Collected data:
==================================================

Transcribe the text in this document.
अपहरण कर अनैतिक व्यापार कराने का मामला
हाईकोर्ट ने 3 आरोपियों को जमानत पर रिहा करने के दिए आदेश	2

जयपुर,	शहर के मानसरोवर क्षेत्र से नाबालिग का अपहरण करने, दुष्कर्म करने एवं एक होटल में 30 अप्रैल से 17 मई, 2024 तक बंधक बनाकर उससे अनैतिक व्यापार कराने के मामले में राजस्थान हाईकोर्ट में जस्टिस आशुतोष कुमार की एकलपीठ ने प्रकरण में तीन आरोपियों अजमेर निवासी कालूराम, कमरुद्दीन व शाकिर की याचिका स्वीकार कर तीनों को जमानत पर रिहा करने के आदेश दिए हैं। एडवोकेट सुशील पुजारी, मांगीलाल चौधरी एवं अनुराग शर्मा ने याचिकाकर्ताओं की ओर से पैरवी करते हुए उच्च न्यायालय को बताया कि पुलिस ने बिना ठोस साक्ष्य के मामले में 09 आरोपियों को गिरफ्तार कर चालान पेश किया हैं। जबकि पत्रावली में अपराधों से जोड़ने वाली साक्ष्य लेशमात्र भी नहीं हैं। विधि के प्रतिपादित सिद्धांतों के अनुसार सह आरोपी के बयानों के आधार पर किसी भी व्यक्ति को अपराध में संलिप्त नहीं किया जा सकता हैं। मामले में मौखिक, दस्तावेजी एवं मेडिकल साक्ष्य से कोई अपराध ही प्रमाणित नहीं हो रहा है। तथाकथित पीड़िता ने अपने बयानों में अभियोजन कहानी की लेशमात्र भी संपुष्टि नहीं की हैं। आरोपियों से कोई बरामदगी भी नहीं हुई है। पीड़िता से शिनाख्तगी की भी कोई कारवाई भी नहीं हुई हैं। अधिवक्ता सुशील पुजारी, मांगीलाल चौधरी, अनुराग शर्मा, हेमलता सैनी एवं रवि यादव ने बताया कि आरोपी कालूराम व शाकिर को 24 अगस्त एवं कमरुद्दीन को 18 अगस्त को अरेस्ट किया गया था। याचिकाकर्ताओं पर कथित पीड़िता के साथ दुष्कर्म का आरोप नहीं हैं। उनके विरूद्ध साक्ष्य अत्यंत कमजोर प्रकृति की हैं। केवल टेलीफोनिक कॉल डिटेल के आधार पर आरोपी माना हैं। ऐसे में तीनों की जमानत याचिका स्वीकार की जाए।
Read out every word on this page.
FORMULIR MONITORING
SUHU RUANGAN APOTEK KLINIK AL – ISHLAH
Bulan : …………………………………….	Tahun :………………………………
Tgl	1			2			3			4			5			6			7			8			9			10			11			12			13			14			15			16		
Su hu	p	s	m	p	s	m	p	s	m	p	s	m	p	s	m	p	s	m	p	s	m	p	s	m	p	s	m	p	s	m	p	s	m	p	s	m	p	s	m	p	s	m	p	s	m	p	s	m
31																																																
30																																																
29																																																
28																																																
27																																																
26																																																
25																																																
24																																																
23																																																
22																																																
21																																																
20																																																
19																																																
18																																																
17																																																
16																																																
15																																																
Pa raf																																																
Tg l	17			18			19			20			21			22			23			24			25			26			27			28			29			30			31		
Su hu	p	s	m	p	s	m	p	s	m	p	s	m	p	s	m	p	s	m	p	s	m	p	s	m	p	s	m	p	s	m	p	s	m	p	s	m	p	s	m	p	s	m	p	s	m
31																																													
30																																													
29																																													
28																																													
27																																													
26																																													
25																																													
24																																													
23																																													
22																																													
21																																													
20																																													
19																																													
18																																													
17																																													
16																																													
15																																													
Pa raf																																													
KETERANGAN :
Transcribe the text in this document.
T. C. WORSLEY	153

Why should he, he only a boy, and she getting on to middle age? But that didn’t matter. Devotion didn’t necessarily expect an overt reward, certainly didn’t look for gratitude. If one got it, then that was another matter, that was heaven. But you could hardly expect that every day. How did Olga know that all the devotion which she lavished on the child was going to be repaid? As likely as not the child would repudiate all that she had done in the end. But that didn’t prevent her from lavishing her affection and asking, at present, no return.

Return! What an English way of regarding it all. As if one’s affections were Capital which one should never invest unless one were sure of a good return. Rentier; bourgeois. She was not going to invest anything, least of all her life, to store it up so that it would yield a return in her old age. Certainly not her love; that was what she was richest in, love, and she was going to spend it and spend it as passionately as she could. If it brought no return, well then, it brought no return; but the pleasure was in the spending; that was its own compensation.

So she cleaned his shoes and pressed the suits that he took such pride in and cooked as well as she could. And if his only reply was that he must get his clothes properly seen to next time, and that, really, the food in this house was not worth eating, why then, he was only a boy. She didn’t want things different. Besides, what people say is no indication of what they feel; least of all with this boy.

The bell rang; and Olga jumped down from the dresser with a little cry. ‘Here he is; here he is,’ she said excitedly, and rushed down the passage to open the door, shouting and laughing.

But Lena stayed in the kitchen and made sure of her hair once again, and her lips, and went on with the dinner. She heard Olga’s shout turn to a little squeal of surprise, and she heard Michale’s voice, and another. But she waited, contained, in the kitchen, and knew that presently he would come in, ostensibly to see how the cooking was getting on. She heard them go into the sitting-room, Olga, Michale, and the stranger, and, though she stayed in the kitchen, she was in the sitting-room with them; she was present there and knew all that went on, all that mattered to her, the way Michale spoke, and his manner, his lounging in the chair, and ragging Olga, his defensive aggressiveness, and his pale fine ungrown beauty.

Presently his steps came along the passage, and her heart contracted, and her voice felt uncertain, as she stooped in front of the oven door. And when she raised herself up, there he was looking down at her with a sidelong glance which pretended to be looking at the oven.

==================================================

Stated exercise:
Reproduce the full set of records precisely.

Exercise output:
Transcribe the text in this document.
अपहरण कर अनैतिक व्यापार कराने का मामला
हाईकोर्ट ने 3 आरोपियों को जमानत पर रिहा करने के दिए आदेश	2

जयपुर,	शहर के मानसरोवर क्षेत्र से नाबालिग का अपहरण करने, दुष्कर्म करने एवं एक होटल में 30 अप्रैल से 17 मई, 2024 तक बंधक बनाकर उससे अनैतिक व्यापार कराने के मामले में राजस्थान हाईकोर्ट में जस्टिस आशुतोष कुमार की एकलपीठ ने प्रकरण में तीन आरोपियों अजमेर निवासी कालूराम, कमरुद्दीन व शाकिर की याचिका स्वीकार कर तीनों को जमानत पर रिहा करने के आदेश दिए हैं। एडवोकेट सुशील पुजारी, मांगीलाल चौधरी एवं अनुराग शर्मा ने याचिकाकर्ताओं की ओर से पैरवी करते हुए उच्च न्यायालय को बताया कि पुलिस ने बिना ठोस साक्ष्य के मामले में 09 आरोपियों को गिरफ्तार कर चालान पेश किया हैं। जबकि पत्रावली में अपराधों से जोड़ने वाली साक्ष्य लेशमात्र भी नहीं हैं। विधि के प्रतिपादित सिद्धांतों के अनुसार सह आरोपी के बयानों के आधार पर किसी भी व्यक्ति को अपराध में संलिप्त नहीं किया जा सकता हैं। मामले में मौखिक, दस्तावेजी एवं मेडिकल साक्ष्य से कोई अपराध ही प्रमाणित नहीं हो रहा है। तथाकथित पीड़िता ने अपने बयानों में अभियोजन कहानी की लेशमात्र भी संपुष्टि नहीं की हैं। आरोपियों से कोई बरामदगी भी नहीं हुई है। पीड़िता से शिनाख्तगी की भी कोई कारवाई भी नहीं हुई हैं। अधिवक्ता सुशील पुजारी, मांगीलाल चौधरी, अनुराग शर्मा, हेमलता सैनी एवं रवि यादव ने बताया कि आरोपी कालूराम व शाकिर को 24 अगस्त एवं कमरुद्दीन को 18 अगस्त को अरेस्ट किया गया था। याचिकाकर्ताओं पर कथित पीड़िता के साथ दुष्कर्म का आरोप नहीं हैं। उनके विरूद्ध साक्ष्य अत्यंत कमजोर प्रकृति की हैं। केवल टेलीफोनिक कॉल डिटेल के आधार पर आरोपी माना हैं। ऐसे में तीनों की जमानत याचिका स्वीकार की जाए।
Read out every word on this page.
FORMULIR MONITORING
SUHU RUANGAN APOTEK KLINIK AL – ISHLAH
Bulan : …………………………………….	Tahun :………………………………
Tgl	1			2			3			4			5			6			7			8			9			10			11			12			13			14			15			16		
Su hu	p	s	m	p	s	m	p	s	m	p	s	m	p	s	m	p	s	m	p	s	m	p	s	m	p	s	m	p	s	m	p	s	m	p	s	m	p	s	m	p	s	m	p	s	m	p	s	m
31																																																
30																																																
29																																																
28																																																
27																																																
26																																																
25																																																
24																																																
23																																																
22																																																
21																																																
20																																																
19																																																
18																																																
17																																																
16																																																
15																																																
Pa raf																																																
Tg l	17			18			19			20			21			22			23			24			25			26			27			28			29			30			31		
Su hu	p	s	m	p	s	m	p	s	m	p	s	m	p	s	m	p	s	m	p	s	m	p	s	m	p	s	m	p	s	m	p	s	m	p	s	m	p	s	m	p	s	m	p	s	m
31																																													
30																																													
29																																													
28																																													
27																																													
26																																													
25																																													
24																																													
23																																													
22																																													
21																																													
20																																													
19																																													
18																																													
17																																													
16																																													
15																																													
Pa raf																																													
KETERANGAN :
Transcribe the text in this document.
T. C. WORSLEY	153

Why should he, he only a boy, and she getting on to middle age? But that didn’t matter. Devotion didn’t necessarily expect an overt reward, certainly didn’t look for gratitude. If one got it, then that was another matter, that was heaven. But you could hardly expect that every day. How did Olga know that all the devotion which she lavished on the child was going to be repaid? As likely as not the child would repudiate all that she had done in the end. But that didn’t prevent her from lavishing her affection and asking, at present, no return.

Return! What an English way of regarding it all. As if one’s affections were Capital which one should never invest unless one were sure of a good return. Rentier; bourgeois. She was not going to invest anything, least of all her life, to store it up so that it would yield a return in her old age. Certainly not her love; that was what she was richest in, love, and she was going to spend it and spend it as passionately as she could. If it brought no return, well then, it brought no return; but the pleasure was in the spending; that was its own compensation.

So she cleaned his shoes and pressed the suits that he took such pride in and cooked as well as she could. And if his only reply was that he must get his clothes properly seen to next time, and that, really, the food in this house was not worth eating, why then, he was only a boy. She didn’t want things different. Besides, what people say is no indication of what they feel; least of all with this boy.

The bell rang; and Olga jumped down from the dresser with a little cry. ‘Here he is; here he is,’ she said excitedly, and rushed down the passage to open the door, shouting and laughing.

But Lena stayed in the kitchen and made sure of her hair once again, and her lips, and went on with the dinner. She heard Olga’s shout turn to a little squeal of surprise, and she heard Michale’s voice, and another. But she waited, contained, in the kitchen, and knew that presently he would come in, ostensibly to see how the cooking was getting on. She heard them go into the sitting-room, Olga, Michale, and the stranger, and, though she stayed in the kitchen, she was in the sitting-room with them; she was present there and knew all that went on, all that mattered to her, the way Michale spoke, and his manner, his lounging in the chair, and ragging Olga, his defensive aggressiveness, and his pale fine ungrown beauty.

Presently his steps came along the passage, and her heart contracted, and her voice felt uncertain, as she stooped in front of the oven door. And when she raised herself up, there he was looking down at her with a sidelong glance which pretended to be looking at the oven.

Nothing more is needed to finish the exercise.